# START OF STORED DATA
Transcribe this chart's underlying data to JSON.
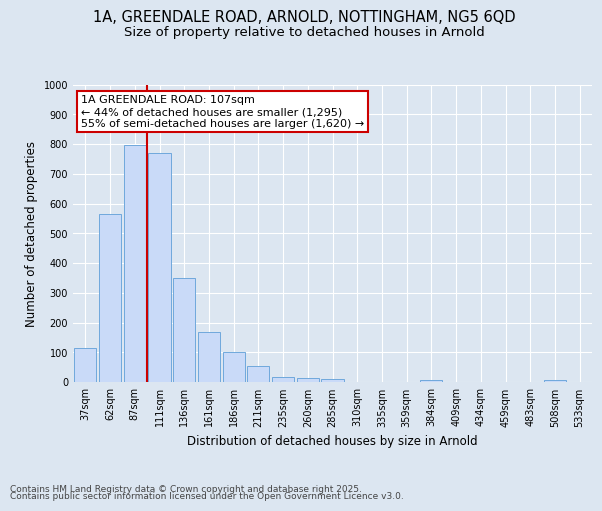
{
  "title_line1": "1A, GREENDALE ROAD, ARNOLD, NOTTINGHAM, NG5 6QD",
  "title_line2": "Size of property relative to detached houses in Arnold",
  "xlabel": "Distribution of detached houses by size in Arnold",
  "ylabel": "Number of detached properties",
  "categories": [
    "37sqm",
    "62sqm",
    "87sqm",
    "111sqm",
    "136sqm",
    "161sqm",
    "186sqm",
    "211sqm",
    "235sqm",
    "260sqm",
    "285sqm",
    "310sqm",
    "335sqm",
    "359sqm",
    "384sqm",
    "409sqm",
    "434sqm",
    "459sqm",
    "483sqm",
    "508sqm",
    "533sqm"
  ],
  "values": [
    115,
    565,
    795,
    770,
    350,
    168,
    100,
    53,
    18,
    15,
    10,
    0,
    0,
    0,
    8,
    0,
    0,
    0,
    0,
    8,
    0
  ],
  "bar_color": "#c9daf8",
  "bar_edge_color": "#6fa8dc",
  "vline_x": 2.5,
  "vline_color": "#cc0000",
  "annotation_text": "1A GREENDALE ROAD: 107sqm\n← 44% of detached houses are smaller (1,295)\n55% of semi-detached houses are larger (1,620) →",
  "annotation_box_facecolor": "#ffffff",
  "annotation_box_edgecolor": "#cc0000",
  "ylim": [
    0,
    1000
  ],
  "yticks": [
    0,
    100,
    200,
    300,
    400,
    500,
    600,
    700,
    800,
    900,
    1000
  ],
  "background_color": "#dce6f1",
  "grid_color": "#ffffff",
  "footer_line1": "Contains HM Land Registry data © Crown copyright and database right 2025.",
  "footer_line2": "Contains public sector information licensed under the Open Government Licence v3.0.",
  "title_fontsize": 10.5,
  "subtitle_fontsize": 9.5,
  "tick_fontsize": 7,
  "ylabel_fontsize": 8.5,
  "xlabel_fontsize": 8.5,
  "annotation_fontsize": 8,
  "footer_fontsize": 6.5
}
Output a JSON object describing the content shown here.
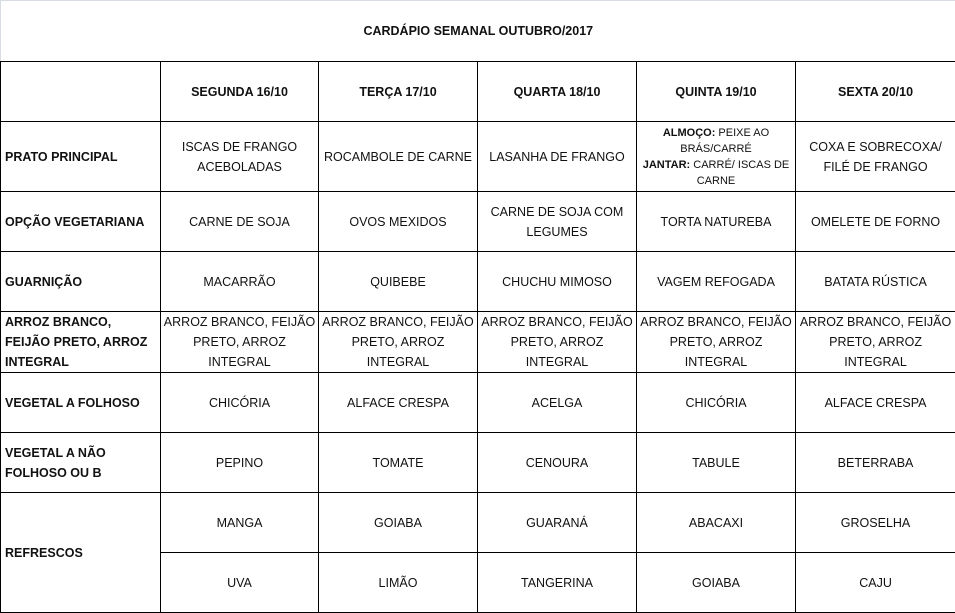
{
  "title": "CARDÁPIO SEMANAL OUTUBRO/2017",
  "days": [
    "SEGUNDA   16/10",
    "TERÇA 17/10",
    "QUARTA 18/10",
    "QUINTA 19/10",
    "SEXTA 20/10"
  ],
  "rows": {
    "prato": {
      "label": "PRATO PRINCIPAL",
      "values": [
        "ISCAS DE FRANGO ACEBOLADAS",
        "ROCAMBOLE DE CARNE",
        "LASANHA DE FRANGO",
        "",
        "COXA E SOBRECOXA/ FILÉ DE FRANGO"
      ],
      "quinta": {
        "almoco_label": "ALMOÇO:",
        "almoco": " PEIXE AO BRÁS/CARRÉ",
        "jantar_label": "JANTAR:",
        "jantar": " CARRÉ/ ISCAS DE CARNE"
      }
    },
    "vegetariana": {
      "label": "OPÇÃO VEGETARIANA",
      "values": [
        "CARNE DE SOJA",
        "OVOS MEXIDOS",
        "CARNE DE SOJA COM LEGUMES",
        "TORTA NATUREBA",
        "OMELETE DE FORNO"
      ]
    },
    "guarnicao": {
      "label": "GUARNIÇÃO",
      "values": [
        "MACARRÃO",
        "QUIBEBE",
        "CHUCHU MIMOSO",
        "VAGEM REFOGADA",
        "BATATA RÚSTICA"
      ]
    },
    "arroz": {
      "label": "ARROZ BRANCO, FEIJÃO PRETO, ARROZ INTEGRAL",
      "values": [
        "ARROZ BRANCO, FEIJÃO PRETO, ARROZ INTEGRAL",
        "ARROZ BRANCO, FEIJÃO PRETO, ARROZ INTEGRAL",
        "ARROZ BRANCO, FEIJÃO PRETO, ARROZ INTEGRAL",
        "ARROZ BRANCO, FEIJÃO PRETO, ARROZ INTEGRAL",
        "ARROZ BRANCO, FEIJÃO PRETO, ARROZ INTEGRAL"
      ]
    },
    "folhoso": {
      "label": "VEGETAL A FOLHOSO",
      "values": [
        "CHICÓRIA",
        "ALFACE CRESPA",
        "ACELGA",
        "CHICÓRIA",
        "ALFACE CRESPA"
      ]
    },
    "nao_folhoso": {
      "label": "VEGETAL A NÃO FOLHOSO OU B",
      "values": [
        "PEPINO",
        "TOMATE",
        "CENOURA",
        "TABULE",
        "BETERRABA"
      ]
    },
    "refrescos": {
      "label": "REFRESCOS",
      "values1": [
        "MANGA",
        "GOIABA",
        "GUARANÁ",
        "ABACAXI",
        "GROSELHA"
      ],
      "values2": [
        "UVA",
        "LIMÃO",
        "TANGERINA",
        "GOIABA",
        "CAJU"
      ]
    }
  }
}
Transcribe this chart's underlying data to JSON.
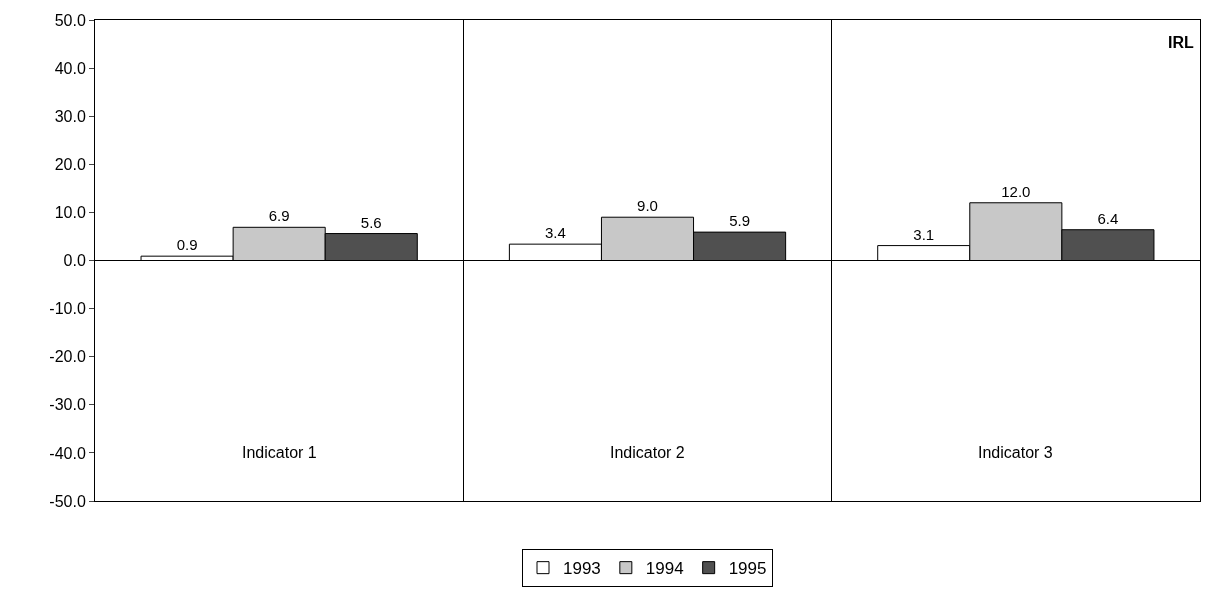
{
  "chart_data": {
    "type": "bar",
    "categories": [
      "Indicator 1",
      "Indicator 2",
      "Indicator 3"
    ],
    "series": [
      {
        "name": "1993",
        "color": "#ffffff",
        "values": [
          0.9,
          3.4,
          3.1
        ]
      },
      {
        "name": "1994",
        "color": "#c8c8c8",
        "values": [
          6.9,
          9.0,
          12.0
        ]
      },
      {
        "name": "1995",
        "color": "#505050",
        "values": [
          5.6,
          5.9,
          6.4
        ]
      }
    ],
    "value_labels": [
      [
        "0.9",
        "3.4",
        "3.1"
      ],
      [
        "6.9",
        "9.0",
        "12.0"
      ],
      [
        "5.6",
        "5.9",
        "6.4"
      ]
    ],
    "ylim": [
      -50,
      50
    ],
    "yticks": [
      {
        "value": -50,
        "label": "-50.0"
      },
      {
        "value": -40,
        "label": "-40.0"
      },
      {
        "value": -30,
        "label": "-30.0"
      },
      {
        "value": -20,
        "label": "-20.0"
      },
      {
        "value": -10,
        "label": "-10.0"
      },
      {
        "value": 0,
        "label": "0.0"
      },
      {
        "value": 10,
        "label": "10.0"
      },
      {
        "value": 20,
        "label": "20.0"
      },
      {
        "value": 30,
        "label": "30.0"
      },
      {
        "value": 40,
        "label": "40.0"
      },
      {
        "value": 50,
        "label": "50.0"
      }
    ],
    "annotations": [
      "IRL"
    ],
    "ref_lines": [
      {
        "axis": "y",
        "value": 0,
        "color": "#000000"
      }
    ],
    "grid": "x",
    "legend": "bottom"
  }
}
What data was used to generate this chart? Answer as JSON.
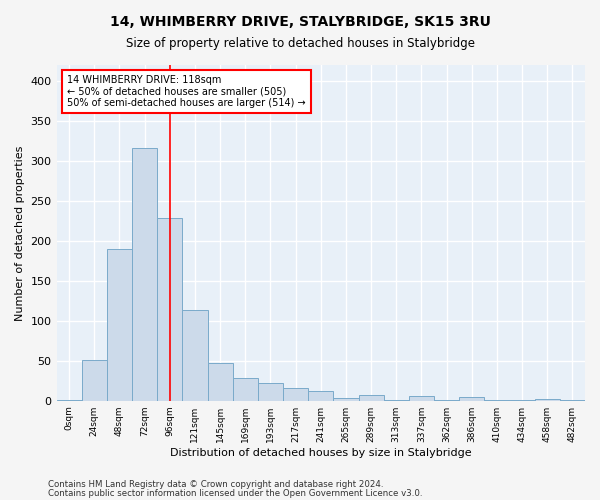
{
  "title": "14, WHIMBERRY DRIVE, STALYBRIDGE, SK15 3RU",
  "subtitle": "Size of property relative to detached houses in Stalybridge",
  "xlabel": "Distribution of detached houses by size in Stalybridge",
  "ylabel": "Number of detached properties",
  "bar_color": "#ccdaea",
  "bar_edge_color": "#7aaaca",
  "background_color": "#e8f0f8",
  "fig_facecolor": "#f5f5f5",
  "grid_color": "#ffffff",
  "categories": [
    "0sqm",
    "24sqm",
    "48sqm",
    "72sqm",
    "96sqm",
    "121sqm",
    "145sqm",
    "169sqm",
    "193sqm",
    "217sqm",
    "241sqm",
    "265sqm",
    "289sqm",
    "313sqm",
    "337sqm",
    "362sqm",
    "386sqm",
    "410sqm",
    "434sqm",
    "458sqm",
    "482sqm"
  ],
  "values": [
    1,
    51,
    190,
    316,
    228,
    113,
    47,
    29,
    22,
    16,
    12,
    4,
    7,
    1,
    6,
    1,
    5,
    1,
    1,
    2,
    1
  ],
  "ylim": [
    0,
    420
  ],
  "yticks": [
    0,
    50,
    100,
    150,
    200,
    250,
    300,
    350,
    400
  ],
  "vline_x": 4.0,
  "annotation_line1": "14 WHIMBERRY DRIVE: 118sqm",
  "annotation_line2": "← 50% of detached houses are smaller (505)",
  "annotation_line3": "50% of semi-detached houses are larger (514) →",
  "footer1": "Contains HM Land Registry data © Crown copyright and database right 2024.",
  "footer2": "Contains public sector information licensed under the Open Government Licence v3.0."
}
# END OF STORED DATA
▸ GOAL
Filter the records for lines holding the string "Open". Copy each one.

▸ EXPECTED ANSWER
  "footer_line2": "Contains public sector information licensed under the Open Government Licence v3.0.",
  "footer2": "Contains public sector information licensed under the Open Government Licence v3.0."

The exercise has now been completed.